* SET EXERCISE *
Look below. Copy each line that has "right" in it.

* AVAILABLE RECORDS *
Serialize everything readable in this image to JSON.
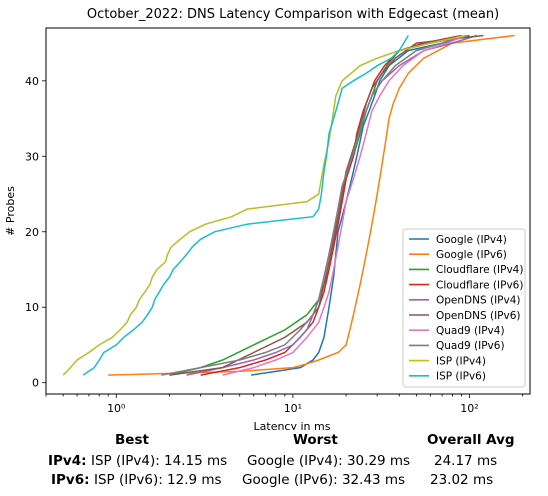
{
  "chart_data": {
    "type": "line",
    "title": "October_2022: DNS Latency Comparison with Edgecast (mean)",
    "xlabel": "Latency in ms",
    "ylabel": "# Probes",
    "xscale": "log",
    "xlim": [
      0.4,
      220
    ],
    "ylim": [
      -1.5,
      47
    ],
    "x_ticks": [
      1,
      10,
      100
    ],
    "x_tick_labels": [
      "10⁰",
      "10¹",
      "10²"
    ],
    "y_ticks": [
      0,
      10,
      20,
      30,
      40
    ],
    "y_tick_labels": [
      "0",
      "10",
      "20",
      "30",
      "40"
    ],
    "grid": false,
    "legend_position": "lower-right",
    "series": [
      {
        "name": "Google (IPv4)",
        "color": "#1f77b4",
        "points": [
          [
            5.8,
            1
          ],
          [
            8,
            1.5
          ],
          [
            11,
            2
          ],
          [
            13,
            3
          ],
          [
            14,
            4
          ],
          [
            15,
            6
          ],
          [
            15.5,
            8
          ],
          [
            16,
            10
          ],
          [
            16.5,
            12
          ],
          [
            17,
            14
          ],
          [
            17.5,
            17
          ],
          [
            18,
            20
          ],
          [
            19,
            22
          ],
          [
            20,
            24
          ],
          [
            21,
            26
          ],
          [
            22,
            28
          ],
          [
            23,
            30
          ],
          [
            24,
            32
          ],
          [
            25,
            34
          ],
          [
            27,
            36
          ],
          [
            29,
            38
          ],
          [
            31,
            40
          ],
          [
            35,
            42
          ],
          [
            45,
            44
          ],
          [
            70,
            45
          ],
          [
            100,
            46
          ]
        ]
      },
      {
        "name": "Google (IPv6)",
        "color": "#ff7f0e",
        "points": [
          [
            0.9,
            1
          ],
          [
            5,
            1.5
          ],
          [
            10,
            2
          ],
          [
            12,
            2.5
          ],
          [
            14,
            3
          ],
          [
            18,
            4
          ],
          [
            20,
            5
          ],
          [
            21,
            7
          ],
          [
            22,
            9
          ],
          [
            23,
            11
          ],
          [
            24,
            13
          ],
          [
            25,
            15
          ],
          [
            26,
            17
          ],
          [
            27,
            19
          ],
          [
            28,
            21
          ],
          [
            29,
            23
          ],
          [
            30,
            25
          ],
          [
            31,
            27
          ],
          [
            32,
            29
          ],
          [
            33,
            31
          ],
          [
            34,
            33
          ],
          [
            35,
            35
          ],
          [
            37,
            37
          ],
          [
            40,
            39
          ],
          [
            45,
            41
          ],
          [
            55,
            43
          ],
          [
            80,
            45
          ],
          [
            180,
            46
          ]
        ]
      },
      {
        "name": "Cloudflare (IPv4)",
        "color": "#2ca02c",
        "points": [
          [
            2,
            1
          ],
          [
            3,
            2
          ],
          [
            4,
            3
          ],
          [
            6,
            5
          ],
          [
            9,
            7
          ],
          [
            12,
            9
          ],
          [
            14,
            11
          ],
          [
            15,
            13
          ],
          [
            16,
            15
          ],
          [
            17,
            18
          ],
          [
            18,
            21
          ],
          [
            19,
            24
          ],
          [
            20,
            27
          ],
          [
            22,
            30
          ],
          [
            24,
            33
          ],
          [
            26,
            36
          ],
          [
            28,
            38
          ],
          [
            30,
            40
          ],
          [
            34,
            42
          ],
          [
            40,
            44
          ],
          [
            60,
            45
          ],
          [
            100,
            46
          ]
        ]
      },
      {
        "name": "Cloudflare (IPv6)",
        "color": "#d62728",
        "points": [
          [
            3,
            1
          ],
          [
            5,
            2
          ],
          [
            7,
            3
          ],
          [
            9,
            4
          ],
          [
            11,
            6
          ],
          [
            13,
            8
          ],
          [
            14,
            10
          ],
          [
            15,
            12
          ],
          [
            16,
            15
          ],
          [
            17,
            18
          ],
          [
            18,
            21
          ],
          [
            19,
            24
          ],
          [
            20,
            27
          ],
          [
            22,
            30
          ],
          [
            23,
            33
          ],
          [
            25,
            36
          ],
          [
            27,
            38
          ],
          [
            29,
            40
          ],
          [
            33,
            42
          ],
          [
            40,
            44
          ],
          [
            55,
            45
          ],
          [
            90,
            46
          ]
        ]
      },
      {
        "name": "OpenDNS (IPv4)",
        "color": "#9467bd",
        "points": [
          [
            2.5,
            1
          ],
          [
            4,
            2
          ],
          [
            6,
            3
          ],
          [
            8,
            4
          ],
          [
            10,
            5
          ],
          [
            12,
            7
          ],
          [
            13,
            9
          ],
          [
            14,
            11
          ],
          [
            15,
            14
          ],
          [
            16,
            17
          ],
          [
            17,
            20
          ],
          [
            18,
            23
          ],
          [
            19,
            26
          ],
          [
            21,
            29
          ],
          [
            23,
            32
          ],
          [
            25,
            35
          ],
          [
            28,
            38
          ],
          [
            32,
            40
          ],
          [
            40,
            42
          ],
          [
            55,
            44
          ],
          [
            80,
            45
          ],
          [
            110,
            46
          ]
        ]
      },
      {
        "name": "OpenDNS (IPv6)",
        "color": "#8c564b",
        "points": [
          [
            2,
            1
          ],
          [
            4,
            2
          ],
          [
            6,
            4
          ],
          [
            9,
            6
          ],
          [
            12,
            8
          ],
          [
            14,
            10
          ],
          [
            15,
            13
          ],
          [
            16,
            16
          ],
          [
            17,
            19
          ],
          [
            18,
            22
          ],
          [
            19,
            25
          ],
          [
            20,
            28
          ],
          [
            22,
            31
          ],
          [
            24,
            34
          ],
          [
            26,
            37
          ],
          [
            28,
            39
          ],
          [
            32,
            41
          ],
          [
            38,
            43
          ],
          [
            50,
            45
          ],
          [
            120,
            46
          ]
        ]
      },
      {
        "name": "Quad9 (IPv4)",
        "color": "#e377c2",
        "points": [
          [
            4,
            1
          ],
          [
            6,
            2
          ],
          [
            8,
            3
          ],
          [
            10,
            4
          ],
          [
            12,
            6
          ],
          [
            14,
            8
          ],
          [
            15,
            10
          ],
          [
            16,
            12
          ],
          [
            17,
            15
          ],
          [
            18,
            18
          ],
          [
            19,
            21
          ],
          [
            20,
            24
          ],
          [
            22,
            27
          ],
          [
            24,
            30
          ],
          [
            26,
            33
          ],
          [
            28,
            36
          ],
          [
            31,
            38
          ],
          [
            35,
            40
          ],
          [
            42,
            42
          ],
          [
            55,
            44
          ],
          [
            75,
            45
          ],
          [
            95,
            46
          ]
        ]
      },
      {
        "name": "Quad9 (IPv6)",
        "color": "#7f7f7f",
        "points": [
          [
            1.8,
            1
          ],
          [
            3,
            2
          ],
          [
            5,
            3
          ],
          [
            7,
            4
          ],
          [
            9,
            5
          ],
          [
            11,
            7
          ],
          [
            13,
            9
          ],
          [
            14,
            11
          ],
          [
            15,
            14
          ],
          [
            16,
            17
          ],
          [
            17,
            20
          ],
          [
            18,
            23
          ],
          [
            19,
            26
          ],
          [
            21,
            29
          ],
          [
            23,
            32
          ],
          [
            25,
            35
          ],
          [
            28,
            38
          ],
          [
            32,
            40
          ],
          [
            38,
            42
          ],
          [
            50,
            44
          ],
          [
            70,
            45
          ],
          [
            90,
            46
          ]
        ]
      },
      {
        "name": "ISP (IPv4)",
        "color": "#bcbd22",
        "points": [
          [
            0.5,
            1
          ],
          [
            0.55,
            2
          ],
          [
            0.6,
            3
          ],
          [
            0.7,
            4
          ],
          [
            0.8,
            5
          ],
          [
            0.95,
            6
          ],
          [
            1.05,
            7
          ],
          [
            1.15,
            8
          ],
          [
            1.2,
            9
          ],
          [
            1.3,
            10
          ],
          [
            1.35,
            11
          ],
          [
            1.45,
            12
          ],
          [
            1.55,
            13
          ],
          [
            1.6,
            14
          ],
          [
            1.7,
            15
          ],
          [
            1.9,
            16
          ],
          [
            1.95,
            17
          ],
          [
            2.05,
            18
          ],
          [
            2.3,
            19
          ],
          [
            2.6,
            20
          ],
          [
            3.2,
            21
          ],
          [
            4.5,
            22
          ],
          [
            5.5,
            23
          ],
          [
            12,
            24
          ],
          [
            14,
            25
          ],
          [
            14.5,
            27
          ],
          [
            15,
            29
          ],
          [
            16,
            32
          ],
          [
            16.5,
            34
          ],
          [
            17,
            36
          ],
          [
            17.5,
            38
          ],
          [
            19,
            40
          ],
          [
            24,
            42
          ],
          [
            30,
            43
          ],
          [
            40,
            44
          ],
          [
            60,
            45
          ],
          [
            95,
            46
          ]
        ]
      },
      {
        "name": "ISP (IPv6)",
        "color": "#17becf",
        "points": [
          [
            0.65,
            1
          ],
          [
            0.75,
            2
          ],
          [
            0.8,
            3
          ],
          [
            0.85,
            4
          ],
          [
            1,
            5
          ],
          [
            1.1,
            6
          ],
          [
            1.25,
            7
          ],
          [
            1.4,
            8
          ],
          [
            1.5,
            9
          ],
          [
            1.6,
            10
          ],
          [
            1.65,
            11
          ],
          [
            1.75,
            12
          ],
          [
            1.85,
            13
          ],
          [
            2,
            14
          ],
          [
            2.1,
            15
          ],
          [
            2.3,
            16
          ],
          [
            2.5,
            17
          ],
          [
            2.7,
            18
          ],
          [
            3,
            19
          ],
          [
            3.6,
            20
          ],
          [
            5.5,
            21
          ],
          [
            13,
            22
          ],
          [
            14,
            23
          ],
          [
            14.5,
            25
          ],
          [
            15,
            28
          ],
          [
            15.5,
            30
          ],
          [
            16,
            33
          ],
          [
            17,
            35
          ],
          [
            18,
            37
          ],
          [
            19,
            39
          ],
          [
            22,
            40
          ],
          [
            26,
            41
          ],
          [
            30,
            42
          ],
          [
            36,
            43
          ],
          [
            40,
            44
          ],
          [
            45,
            46
          ]
        ]
      }
    ]
  },
  "stats_table": {
    "headers": {
      "best": "Best",
      "worst": "Worst",
      "avg": "Overall Avg"
    },
    "rows": [
      {
        "label": "IPv4",
        "best": "ISP (IPv4): 14.15 ms",
        "worst": "Google (IPv4): 30.29 ms",
        "avg": "24.17 ms"
      },
      {
        "label": "IPv6",
        "best": "ISP (IPv6): 12.9 ms",
        "worst": "Google (IPv6): 32.43 ms",
        "avg": "23.02 ms"
      }
    ]
  }
}
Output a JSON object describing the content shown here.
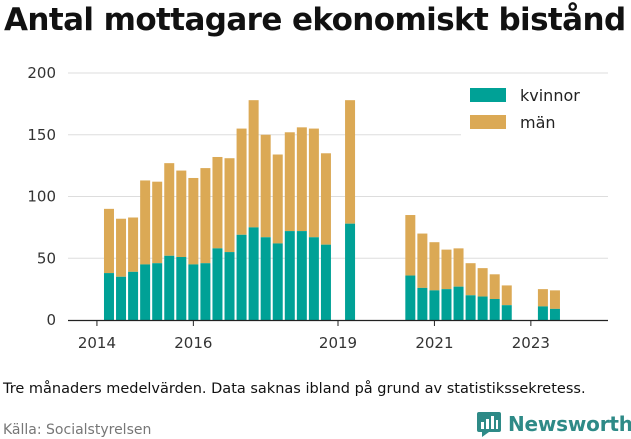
{
  "title": "Antal mottagare ekonomiskt bistånd",
  "caption": "Tre månaders medelvärden. Data saknas ibland på grund av statistikssekretess.",
  "source": "Källa: Socialstyrelsen",
  "brand": {
    "name": "Newsworthy",
    "icon": "newsworthy-logo-icon"
  },
  "colors": {
    "kvinnor": "#00a196",
    "man": "#dba955",
    "grid": "#dddddd",
    "axis": "#222222"
  },
  "chart_data": {
    "type": "bar",
    "stacked": true,
    "title": "Antal mottagare ekonomiskt bistånd",
    "xlabel": "",
    "ylabel": "",
    "ylim": [
      0,
      200
    ],
    "yticks": [
      0,
      50,
      100,
      150,
      200
    ],
    "xlim": [
      2013.4,
      2024.6
    ],
    "xticks": [
      {
        "value": 2014,
        "label": "2014"
      },
      {
        "value": 2016,
        "label": "2016"
      },
      {
        "value": 2019,
        "label": "2019"
      },
      {
        "value": 2021,
        "label": "2021"
      },
      {
        "value": 2023,
        "label": "2023"
      }
    ],
    "legend": {
      "position": "top-right",
      "entries": [
        "kvinnor",
        "män"
      ]
    },
    "grid": true,
    "x": [
      2014.25,
      2014.5,
      2014.75,
      2015.0,
      2015.25,
      2015.5,
      2015.75,
      2016.0,
      2016.25,
      2016.5,
      2016.75,
      2017.0,
      2017.25,
      2017.5,
      2017.75,
      2018.0,
      2018.25,
      2018.5,
      2018.75,
      2019.25,
      2020.5,
      2020.75,
      2021.0,
      2021.25,
      2021.5,
      2021.75,
      2022.0,
      2022.25,
      2022.5,
      2023.25,
      2023.5
    ],
    "series": [
      {
        "name": "kvinnor",
        "values": [
          38,
          35,
          39,
          45,
          46,
          52,
          51,
          45,
          46,
          58,
          55,
          69,
          75,
          67,
          62,
          72,
          72,
          67,
          61,
          78,
          36,
          26,
          24,
          25,
          27,
          20,
          19,
          17,
          12,
          11,
          9
        ]
      },
      {
        "name": "män",
        "values": [
          52,
          47,
          44,
          68,
          66,
          75,
          70,
          70,
          77,
          74,
          76,
          86,
          103,
          83,
          72,
          80,
          84,
          88,
          74,
          100,
          49,
          44,
          39,
          32,
          31,
          26,
          23,
          20,
          16,
          14,
          15
        ]
      }
    ]
  }
}
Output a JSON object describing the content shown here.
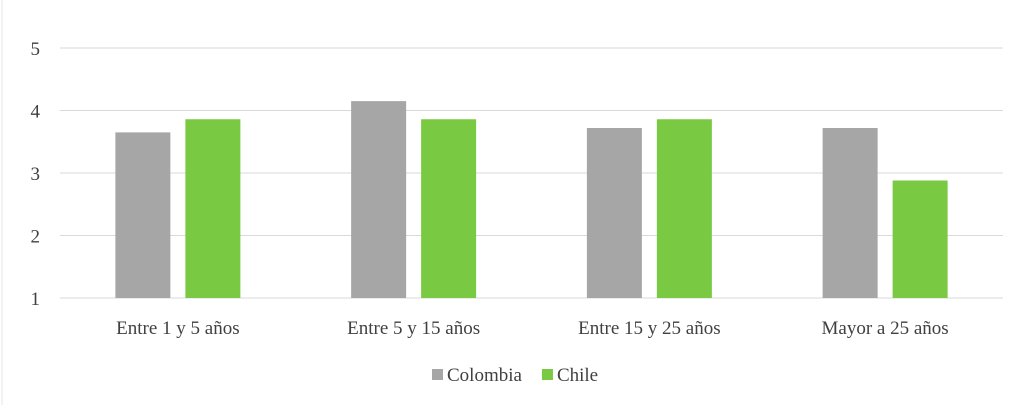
{
  "chart_data": {
    "type": "bar",
    "categories": [
      "Entre 1 y 5 años",
      "Entre 5 y 15 años",
      "Entre 15 y 25 años",
      "Mayor a 25 años"
    ],
    "series": [
      {
        "name": "Colombia",
        "values": [
          3.65,
          4.15,
          3.72,
          3.72
        ]
      },
      {
        "name": "Chile",
        "values": [
          3.86,
          3.86,
          3.86,
          2.88
        ]
      }
    ],
    "yticks": [
      "1",
      "2",
      "3",
      "4",
      "5"
    ],
    "ylim": [
      1,
      5
    ],
    "grid": true,
    "legend_position": "bottom",
    "colors": {
      "Colombia": "#a6a6a6",
      "Chile": "#7ac943",
      "grid": "#d9d9d9",
      "text": "#404040"
    }
  }
}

* TASK RESPONSE *
    "legend_position": "lower-right",
      "position": "top-right",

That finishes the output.